### Goal of the exercise
Looking at the listing, state how many of its lines contain the string "Study". Write only the number.

### Rows

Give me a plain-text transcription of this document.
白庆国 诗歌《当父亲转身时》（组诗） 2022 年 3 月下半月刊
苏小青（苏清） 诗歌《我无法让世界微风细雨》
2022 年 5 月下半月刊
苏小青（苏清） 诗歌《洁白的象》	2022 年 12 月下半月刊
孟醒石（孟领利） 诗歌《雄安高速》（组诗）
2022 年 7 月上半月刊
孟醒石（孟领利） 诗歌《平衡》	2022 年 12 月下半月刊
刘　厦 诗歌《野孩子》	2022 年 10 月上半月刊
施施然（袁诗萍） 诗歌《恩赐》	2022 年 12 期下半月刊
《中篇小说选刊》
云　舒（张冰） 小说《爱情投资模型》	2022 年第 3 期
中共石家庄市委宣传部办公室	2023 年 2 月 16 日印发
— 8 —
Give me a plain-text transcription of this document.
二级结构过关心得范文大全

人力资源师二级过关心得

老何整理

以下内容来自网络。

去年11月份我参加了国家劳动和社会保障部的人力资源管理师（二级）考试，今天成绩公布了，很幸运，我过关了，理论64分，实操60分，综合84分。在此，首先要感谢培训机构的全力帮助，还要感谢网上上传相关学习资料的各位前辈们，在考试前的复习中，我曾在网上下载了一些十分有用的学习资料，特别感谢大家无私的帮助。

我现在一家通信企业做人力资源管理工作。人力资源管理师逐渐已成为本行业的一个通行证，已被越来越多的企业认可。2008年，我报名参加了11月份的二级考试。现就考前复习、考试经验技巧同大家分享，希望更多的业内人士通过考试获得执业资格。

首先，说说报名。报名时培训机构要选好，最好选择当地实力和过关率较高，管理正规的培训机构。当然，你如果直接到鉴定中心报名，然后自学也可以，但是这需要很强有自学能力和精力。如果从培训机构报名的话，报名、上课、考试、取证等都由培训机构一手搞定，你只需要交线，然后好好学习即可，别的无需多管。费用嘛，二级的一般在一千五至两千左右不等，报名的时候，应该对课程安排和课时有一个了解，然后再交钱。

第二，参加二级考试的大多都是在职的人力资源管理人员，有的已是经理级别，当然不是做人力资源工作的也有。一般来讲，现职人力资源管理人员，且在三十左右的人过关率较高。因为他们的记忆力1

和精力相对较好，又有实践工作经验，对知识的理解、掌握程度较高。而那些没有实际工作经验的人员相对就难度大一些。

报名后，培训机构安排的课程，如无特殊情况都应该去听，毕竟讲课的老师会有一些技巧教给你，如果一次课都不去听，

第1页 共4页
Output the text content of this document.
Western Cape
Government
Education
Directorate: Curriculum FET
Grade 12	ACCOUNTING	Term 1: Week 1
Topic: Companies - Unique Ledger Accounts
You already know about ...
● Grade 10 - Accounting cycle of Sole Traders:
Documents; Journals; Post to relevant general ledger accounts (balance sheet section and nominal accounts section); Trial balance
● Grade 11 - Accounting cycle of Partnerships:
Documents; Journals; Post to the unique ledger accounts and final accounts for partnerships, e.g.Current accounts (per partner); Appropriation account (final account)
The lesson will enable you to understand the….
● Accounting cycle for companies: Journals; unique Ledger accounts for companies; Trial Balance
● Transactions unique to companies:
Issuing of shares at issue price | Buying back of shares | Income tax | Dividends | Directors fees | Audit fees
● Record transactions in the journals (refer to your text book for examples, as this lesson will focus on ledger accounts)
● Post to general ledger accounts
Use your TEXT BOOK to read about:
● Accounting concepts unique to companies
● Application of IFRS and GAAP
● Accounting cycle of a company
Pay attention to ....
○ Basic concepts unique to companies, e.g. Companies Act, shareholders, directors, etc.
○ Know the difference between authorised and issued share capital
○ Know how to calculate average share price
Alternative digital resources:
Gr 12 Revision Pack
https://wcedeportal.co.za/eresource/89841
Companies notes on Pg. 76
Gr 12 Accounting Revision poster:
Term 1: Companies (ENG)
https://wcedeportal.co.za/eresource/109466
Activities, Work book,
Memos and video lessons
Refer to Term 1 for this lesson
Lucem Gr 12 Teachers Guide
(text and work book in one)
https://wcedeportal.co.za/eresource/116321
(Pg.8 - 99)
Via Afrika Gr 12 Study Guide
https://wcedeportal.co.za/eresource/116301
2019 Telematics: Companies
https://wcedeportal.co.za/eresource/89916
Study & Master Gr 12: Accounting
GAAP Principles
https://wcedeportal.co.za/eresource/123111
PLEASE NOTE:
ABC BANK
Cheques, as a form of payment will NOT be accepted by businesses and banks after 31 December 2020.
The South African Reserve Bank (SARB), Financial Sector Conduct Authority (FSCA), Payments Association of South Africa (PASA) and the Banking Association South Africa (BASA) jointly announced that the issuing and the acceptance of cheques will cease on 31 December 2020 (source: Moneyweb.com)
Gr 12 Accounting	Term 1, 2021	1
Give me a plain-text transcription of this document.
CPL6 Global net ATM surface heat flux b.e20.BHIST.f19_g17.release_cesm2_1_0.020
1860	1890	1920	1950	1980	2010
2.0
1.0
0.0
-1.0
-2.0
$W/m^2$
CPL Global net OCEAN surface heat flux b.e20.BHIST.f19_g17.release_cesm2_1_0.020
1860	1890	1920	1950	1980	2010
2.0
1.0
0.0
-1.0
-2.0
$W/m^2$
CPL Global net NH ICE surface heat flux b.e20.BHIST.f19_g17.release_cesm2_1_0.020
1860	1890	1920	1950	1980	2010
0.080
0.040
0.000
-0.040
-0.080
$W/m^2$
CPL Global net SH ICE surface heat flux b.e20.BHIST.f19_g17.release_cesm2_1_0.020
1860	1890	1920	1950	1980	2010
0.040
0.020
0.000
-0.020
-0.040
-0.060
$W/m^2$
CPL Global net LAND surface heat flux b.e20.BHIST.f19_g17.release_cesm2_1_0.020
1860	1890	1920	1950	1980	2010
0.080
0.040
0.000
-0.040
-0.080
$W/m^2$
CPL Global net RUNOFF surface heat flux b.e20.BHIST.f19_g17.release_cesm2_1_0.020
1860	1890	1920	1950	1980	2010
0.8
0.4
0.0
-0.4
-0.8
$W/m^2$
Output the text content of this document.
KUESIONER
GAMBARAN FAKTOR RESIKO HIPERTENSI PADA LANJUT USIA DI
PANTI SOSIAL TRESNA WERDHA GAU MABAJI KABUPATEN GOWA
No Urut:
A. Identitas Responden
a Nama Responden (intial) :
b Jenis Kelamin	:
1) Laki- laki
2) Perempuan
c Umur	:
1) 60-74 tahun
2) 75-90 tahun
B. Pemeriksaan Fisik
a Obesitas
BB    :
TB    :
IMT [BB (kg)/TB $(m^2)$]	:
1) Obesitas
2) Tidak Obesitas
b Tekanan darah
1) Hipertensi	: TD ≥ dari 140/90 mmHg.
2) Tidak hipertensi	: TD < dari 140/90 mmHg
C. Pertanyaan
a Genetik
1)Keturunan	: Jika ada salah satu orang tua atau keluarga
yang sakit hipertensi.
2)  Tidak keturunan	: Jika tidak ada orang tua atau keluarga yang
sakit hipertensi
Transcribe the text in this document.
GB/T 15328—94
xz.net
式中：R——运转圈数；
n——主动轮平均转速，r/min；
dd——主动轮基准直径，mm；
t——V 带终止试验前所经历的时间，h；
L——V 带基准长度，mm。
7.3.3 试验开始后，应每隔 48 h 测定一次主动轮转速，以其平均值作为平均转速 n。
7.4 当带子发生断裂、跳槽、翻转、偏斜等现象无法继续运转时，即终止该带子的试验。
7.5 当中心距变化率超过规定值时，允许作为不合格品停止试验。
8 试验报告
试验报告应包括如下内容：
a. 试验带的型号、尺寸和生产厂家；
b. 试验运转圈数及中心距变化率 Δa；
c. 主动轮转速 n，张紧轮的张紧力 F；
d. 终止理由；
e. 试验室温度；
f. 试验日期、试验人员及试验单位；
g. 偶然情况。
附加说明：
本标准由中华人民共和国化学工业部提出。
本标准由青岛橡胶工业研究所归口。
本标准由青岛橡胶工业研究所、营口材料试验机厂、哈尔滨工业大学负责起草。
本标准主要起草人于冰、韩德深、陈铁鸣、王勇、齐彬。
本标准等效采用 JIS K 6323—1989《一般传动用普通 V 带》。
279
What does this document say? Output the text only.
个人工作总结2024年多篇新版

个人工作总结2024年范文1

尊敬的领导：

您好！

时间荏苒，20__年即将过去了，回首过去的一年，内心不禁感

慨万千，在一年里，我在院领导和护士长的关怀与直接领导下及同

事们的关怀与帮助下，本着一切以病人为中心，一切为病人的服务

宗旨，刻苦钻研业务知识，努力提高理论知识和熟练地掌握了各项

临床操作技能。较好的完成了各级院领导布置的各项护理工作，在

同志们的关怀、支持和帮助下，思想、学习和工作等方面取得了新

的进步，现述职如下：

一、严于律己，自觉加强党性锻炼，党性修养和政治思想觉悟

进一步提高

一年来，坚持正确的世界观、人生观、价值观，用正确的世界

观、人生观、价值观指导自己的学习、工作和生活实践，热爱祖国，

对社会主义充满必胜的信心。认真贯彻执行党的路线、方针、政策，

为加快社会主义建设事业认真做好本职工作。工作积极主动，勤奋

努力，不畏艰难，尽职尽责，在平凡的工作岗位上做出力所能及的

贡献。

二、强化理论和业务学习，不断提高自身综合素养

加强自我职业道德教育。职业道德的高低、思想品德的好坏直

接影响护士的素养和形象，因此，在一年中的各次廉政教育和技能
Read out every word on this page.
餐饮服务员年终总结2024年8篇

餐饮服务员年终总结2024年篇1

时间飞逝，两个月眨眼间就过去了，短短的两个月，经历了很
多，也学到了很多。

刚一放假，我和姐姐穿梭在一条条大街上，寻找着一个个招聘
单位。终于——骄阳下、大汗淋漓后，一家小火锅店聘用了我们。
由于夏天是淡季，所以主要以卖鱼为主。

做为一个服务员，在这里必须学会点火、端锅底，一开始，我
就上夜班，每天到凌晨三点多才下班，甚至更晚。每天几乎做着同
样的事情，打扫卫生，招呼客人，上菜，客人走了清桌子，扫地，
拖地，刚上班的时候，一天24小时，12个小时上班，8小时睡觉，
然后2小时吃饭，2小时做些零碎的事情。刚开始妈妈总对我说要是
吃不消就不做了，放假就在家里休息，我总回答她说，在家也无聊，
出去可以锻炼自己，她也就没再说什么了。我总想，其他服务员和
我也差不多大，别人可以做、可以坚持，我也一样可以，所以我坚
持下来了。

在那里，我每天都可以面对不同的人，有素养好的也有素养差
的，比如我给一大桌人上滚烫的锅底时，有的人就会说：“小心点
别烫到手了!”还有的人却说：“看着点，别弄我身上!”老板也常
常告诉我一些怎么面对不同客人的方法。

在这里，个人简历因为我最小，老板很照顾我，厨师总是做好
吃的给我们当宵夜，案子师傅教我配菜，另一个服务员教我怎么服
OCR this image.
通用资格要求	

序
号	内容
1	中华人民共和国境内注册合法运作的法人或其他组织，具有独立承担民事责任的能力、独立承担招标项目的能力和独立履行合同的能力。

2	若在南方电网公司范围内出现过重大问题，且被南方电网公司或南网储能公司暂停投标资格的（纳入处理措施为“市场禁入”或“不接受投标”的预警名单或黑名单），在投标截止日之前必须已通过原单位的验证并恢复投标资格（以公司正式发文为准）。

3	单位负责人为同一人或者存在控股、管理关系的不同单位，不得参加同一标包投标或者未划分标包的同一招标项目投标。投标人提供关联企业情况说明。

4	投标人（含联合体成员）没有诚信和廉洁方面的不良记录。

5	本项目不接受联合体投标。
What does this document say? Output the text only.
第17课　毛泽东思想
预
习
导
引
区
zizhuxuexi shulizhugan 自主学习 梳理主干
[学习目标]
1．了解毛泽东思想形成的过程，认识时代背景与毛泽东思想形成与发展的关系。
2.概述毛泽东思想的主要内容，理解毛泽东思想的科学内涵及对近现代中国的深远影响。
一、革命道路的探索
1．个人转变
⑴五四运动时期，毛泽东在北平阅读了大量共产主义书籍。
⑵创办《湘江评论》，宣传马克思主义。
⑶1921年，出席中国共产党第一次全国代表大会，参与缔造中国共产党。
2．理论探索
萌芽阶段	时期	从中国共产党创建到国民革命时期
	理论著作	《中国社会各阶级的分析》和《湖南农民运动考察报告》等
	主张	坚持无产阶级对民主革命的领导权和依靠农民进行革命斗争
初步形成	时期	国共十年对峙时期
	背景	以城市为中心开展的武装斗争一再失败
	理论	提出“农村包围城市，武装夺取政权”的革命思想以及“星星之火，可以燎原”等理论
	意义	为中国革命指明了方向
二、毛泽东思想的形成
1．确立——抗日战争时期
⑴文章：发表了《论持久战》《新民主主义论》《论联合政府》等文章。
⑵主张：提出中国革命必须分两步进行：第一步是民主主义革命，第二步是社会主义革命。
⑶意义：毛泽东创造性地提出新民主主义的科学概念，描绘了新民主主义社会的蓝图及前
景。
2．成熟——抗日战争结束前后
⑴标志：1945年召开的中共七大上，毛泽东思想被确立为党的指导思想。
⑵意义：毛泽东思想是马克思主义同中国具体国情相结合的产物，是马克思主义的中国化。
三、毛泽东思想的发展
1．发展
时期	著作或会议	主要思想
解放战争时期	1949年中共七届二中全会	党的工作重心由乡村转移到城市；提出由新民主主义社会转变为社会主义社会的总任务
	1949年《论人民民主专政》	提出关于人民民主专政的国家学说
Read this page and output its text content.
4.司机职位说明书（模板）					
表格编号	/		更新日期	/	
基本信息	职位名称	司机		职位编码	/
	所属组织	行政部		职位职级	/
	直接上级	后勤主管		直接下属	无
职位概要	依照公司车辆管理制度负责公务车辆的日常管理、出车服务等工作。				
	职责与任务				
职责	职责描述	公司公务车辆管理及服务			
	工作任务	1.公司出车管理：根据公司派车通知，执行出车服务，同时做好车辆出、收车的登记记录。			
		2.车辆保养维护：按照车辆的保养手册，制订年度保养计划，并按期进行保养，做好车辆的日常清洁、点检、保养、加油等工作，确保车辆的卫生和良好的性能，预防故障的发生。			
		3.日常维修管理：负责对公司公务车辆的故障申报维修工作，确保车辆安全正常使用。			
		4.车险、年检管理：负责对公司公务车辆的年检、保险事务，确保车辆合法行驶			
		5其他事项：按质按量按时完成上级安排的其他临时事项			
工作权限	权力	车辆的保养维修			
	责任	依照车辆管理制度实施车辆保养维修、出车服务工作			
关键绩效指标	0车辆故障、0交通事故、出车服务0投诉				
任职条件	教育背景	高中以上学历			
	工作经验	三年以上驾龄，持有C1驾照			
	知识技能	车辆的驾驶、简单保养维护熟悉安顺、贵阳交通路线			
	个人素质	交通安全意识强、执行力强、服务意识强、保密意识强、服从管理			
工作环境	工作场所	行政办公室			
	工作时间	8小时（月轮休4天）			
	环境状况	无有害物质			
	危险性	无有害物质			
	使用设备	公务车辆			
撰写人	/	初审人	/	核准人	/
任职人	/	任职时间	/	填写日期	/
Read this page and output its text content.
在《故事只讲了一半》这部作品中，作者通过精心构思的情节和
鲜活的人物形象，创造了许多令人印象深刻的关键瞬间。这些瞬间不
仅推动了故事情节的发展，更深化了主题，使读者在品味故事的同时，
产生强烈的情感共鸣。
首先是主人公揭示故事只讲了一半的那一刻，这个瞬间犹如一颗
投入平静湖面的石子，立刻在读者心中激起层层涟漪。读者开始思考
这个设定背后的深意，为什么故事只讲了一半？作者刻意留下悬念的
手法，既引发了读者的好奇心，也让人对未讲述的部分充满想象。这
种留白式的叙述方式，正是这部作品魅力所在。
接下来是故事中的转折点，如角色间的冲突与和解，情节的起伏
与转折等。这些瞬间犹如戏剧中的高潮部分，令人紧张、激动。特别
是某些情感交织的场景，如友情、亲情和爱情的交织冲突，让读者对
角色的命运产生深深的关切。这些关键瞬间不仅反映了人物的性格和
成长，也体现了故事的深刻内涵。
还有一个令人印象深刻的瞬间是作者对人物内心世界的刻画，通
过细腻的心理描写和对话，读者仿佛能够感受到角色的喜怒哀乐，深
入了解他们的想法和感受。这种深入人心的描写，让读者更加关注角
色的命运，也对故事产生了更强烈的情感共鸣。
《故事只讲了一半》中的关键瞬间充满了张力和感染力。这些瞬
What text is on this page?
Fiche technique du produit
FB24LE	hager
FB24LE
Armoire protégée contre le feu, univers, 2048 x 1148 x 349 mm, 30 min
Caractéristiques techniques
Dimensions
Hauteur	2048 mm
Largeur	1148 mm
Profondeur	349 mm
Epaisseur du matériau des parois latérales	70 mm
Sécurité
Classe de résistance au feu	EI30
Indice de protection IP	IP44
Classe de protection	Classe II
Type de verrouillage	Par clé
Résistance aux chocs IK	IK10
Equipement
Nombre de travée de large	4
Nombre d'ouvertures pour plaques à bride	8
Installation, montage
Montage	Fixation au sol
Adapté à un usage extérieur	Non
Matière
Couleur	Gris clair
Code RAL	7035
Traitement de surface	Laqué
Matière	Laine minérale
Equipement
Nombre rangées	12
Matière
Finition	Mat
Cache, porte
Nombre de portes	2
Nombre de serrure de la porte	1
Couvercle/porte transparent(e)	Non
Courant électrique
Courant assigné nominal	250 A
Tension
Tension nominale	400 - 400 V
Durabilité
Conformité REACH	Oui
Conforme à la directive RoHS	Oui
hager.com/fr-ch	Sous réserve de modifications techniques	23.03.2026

### Solution to the exercise
2